(A block of data)
* start *

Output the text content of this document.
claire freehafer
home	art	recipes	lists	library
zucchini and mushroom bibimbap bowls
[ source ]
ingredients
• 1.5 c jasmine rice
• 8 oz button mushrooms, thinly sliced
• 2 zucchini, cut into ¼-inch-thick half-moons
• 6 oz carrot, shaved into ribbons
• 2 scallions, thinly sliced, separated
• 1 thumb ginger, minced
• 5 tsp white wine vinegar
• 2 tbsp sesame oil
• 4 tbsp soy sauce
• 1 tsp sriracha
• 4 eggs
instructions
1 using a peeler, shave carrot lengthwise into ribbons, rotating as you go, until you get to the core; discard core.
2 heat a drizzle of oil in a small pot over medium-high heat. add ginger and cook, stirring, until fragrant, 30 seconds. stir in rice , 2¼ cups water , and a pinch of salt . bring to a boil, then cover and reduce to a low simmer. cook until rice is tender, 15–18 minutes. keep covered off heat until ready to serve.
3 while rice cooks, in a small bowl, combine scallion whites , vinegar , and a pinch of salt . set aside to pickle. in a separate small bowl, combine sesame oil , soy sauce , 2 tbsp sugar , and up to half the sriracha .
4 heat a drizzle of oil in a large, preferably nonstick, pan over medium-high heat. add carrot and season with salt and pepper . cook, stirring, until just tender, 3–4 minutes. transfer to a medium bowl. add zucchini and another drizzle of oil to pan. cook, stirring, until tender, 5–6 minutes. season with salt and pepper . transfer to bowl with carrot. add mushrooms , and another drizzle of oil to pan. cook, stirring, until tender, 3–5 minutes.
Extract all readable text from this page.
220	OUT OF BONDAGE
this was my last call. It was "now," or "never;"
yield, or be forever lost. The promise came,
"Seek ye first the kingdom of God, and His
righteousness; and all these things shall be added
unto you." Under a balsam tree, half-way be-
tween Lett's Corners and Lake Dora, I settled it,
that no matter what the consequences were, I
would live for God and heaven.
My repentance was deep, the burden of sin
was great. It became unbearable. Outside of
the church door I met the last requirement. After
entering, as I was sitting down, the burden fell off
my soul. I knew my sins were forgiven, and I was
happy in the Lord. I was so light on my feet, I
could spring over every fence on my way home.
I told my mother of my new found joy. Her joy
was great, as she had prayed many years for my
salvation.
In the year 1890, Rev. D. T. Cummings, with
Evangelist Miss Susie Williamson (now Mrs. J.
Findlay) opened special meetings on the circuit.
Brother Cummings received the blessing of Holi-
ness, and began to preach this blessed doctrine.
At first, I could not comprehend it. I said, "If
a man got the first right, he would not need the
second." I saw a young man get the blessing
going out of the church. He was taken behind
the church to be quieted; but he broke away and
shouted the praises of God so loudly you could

* end *

**Work to be completed**
Repeat every record, keeping each word and mark exactly as it is.

**Answer to the exercise**
Output the text content of this document.
claire freehafer
home	art	recipes	lists	library
zucchini and mushroom bibimbap bowls
[ source ]
ingredients
• 1.5 c jasmine rice
• 8 oz button mushrooms, thinly sliced
• 2 zucchini, cut into ¼-inch-thick half-moons
• 6 oz carrot, shaved into ribbons
• 2 scallions, thinly sliced, separated
• 1 thumb ginger, minced
• 5 tsp white wine vinegar
• 2 tbsp sesame oil
• 4 tbsp soy sauce
• 1 tsp sriracha
• 4 eggs
instructions
1 using a peeler, shave carrot lengthwise into ribbons, rotating as you go, until you get to the core; discard core.
2 heat a drizzle of oil in a small pot over medium-high heat. add ginger and cook, stirring, until fragrant, 30 seconds. stir in rice , 2¼ cups water , and a pinch of salt . bring to a boil, then cover and reduce to a low simmer. cook until rice is tender, 15–18 minutes. keep covered off heat until ready to serve.
3 while rice cooks, in a small bowl, combine scallion whites , vinegar , and a pinch of salt . set aside to pickle. in a separate small bowl, combine sesame oil , soy sauce , 2 tbsp sugar , and up to half the sriracha .
4 heat a drizzle of oil in a large, preferably nonstick, pan over medium-high heat. add carrot and season with salt and pepper . cook, stirring, until just tender, 3–4 minutes. transfer to a medium bowl. add zucchini and another drizzle of oil to pan. cook, stirring, until tender, 5–6 minutes. season with salt and pepper . transfer to bowl with carrot. add mushrooms , and another drizzle of oil to pan. cook, stirring, until tender, 3–5 minutes.
Extract all readable text from this page.
220	OUT OF BONDAGE
this was my last call. It was "now," or "never;"
yield, or be forever lost. The promise came,
"Seek ye first the kingdom of God, and His
righteousness; and all these things shall be added
unto you." Under a balsam tree, half-way be-
tween Lett's Corners and Lake Dora, I settled it,
that no matter what the consequences were, I
would live for God and heaven.
My repentance was deep, the burden of sin
was great. It became unbearable. Outside of
the church door I met the last requirement. After
entering, as I was sitting down, the burden fell off
my soul. I knew my sins were forgiven, and I was
happy in the Lord. I was so light on my feet, I
could spring over every fence on my way home.
I told my mother of my new found joy. Her joy
was great, as she had prayed many years for my
salvation.
In the year 1890, Rev. D. T. Cummings, with
Evangelist Miss Susie Williamson (now Mrs. J.
Findlay) opened special meetings on the circuit.
Brother Cummings received the blessing of Holi-
ness, and began to preach this blessed doctrine.
At first, I could not comprehend it. I said, "If
a man got the first right, he would not need the
second." I saw a young man get the blessing
going out of the church. He was taken behind
the church to be quieted; but he broke away and
shouted the praises of God so loudly you could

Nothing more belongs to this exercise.